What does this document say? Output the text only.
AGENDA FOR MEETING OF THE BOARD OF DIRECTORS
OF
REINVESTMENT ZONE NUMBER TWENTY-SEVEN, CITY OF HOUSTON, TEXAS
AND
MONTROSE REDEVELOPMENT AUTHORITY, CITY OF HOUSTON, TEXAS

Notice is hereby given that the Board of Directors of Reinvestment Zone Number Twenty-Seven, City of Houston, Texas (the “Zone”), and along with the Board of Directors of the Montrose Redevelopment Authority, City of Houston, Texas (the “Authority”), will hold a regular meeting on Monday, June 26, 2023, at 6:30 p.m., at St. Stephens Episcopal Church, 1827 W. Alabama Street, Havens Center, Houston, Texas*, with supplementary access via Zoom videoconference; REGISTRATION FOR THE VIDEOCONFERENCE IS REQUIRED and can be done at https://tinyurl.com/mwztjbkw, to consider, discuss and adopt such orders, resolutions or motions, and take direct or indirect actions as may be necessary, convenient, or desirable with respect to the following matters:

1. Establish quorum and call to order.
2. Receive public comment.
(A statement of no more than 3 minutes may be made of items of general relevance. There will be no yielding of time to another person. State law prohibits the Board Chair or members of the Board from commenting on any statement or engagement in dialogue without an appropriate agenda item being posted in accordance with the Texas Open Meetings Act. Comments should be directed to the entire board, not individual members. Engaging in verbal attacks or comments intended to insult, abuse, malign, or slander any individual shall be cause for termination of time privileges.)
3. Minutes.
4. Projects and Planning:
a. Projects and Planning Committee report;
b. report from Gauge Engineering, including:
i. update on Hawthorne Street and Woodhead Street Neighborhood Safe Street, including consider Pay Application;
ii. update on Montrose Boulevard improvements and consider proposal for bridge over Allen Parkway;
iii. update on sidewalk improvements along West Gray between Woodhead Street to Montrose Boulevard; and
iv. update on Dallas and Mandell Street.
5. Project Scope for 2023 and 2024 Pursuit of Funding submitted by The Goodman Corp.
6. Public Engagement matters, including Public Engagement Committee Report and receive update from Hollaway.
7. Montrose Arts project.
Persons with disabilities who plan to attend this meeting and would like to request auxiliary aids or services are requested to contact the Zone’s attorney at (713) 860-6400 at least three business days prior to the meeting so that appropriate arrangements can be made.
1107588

####

→ **TASK**: Look through the lines above and collect those with the word "including".

→ **FULL OUTPUT**:
b. report from Gauge Engineering, including:
i. update on Hawthorne Street and Woodhead Street Neighborhood Safe Street, including consider Pay Application;
6. Public Engagement matters, including Public Engagement Committee Report and receive update from Hollaway.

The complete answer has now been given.